> [WHAT YOU HAVE TO DO]
Copy out every record precisely.

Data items

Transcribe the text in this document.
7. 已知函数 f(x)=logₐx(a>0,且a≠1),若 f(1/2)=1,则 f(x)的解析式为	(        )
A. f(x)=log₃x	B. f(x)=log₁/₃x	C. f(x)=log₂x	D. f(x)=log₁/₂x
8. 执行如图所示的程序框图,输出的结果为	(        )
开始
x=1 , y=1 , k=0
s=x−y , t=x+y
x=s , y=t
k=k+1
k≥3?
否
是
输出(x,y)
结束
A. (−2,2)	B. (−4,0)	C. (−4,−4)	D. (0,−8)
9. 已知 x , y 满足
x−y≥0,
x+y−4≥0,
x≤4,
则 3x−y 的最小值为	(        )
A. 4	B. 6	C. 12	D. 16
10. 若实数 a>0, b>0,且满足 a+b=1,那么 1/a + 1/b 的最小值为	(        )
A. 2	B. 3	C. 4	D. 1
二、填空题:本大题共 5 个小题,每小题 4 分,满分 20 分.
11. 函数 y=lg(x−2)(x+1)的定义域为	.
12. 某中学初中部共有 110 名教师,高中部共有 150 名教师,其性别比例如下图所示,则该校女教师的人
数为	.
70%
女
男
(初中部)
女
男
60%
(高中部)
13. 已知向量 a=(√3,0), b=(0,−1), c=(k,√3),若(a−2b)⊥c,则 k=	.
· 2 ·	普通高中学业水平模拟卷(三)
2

> [WRITTEN SOLUTION]
Transcribe the text in this document.
7. 已知函数 f(x)=logₐx(a>0,且a≠1),若 f(1/2)=1,则 f(x)的解析式为	(        )
A. f(x)=log₃x	B. f(x)=log₁/₃x	C. f(x)=log₂x	D. f(x)=log₁/₂x
8. 执行如图所示的程序框图,输出的结果为	(        )
开始
x=1 , y=1 , k=0
s=x−y , t=x+y
x=s , y=t
k=k+1
k≥3?
否
是
输出(x,y)
结束
A. (−2,2)	B. (−4,0)	C. (−4,−4)	D. (0,−8)
9. 已知 x , y 满足
x−y≥0,
x+y−4≥0,
x≤4,
则 3x−y 的最小值为	(        )
A. 4	B. 6	C. 12	D. 16
10. 若实数 a>0, b>0,且满足 a+b=1,那么 1/a + 1/b 的最小值为	(        )
A. 2	B. 3	C. 4	D. 1
二、填空题:本大题共 5 个小题,每小题 4 分,满分 20 分.
11. 函数 y=lg(x−2)(x+1)的定义域为	.
12. 某中学初中部共有 110 名教师,高中部共有 150 名教师,其性别比例如下图所示,则该校女教师的人
数为	.
70%
女
男
(初中部)
女
男
60%
(高中部)
13. 已知向量 a=(√3,0), b=(0,−1), c=(k,√3),若(a−2b)⊥c,则 k=	.
· 2 ·	普通高中学业水平模拟卷(三)
2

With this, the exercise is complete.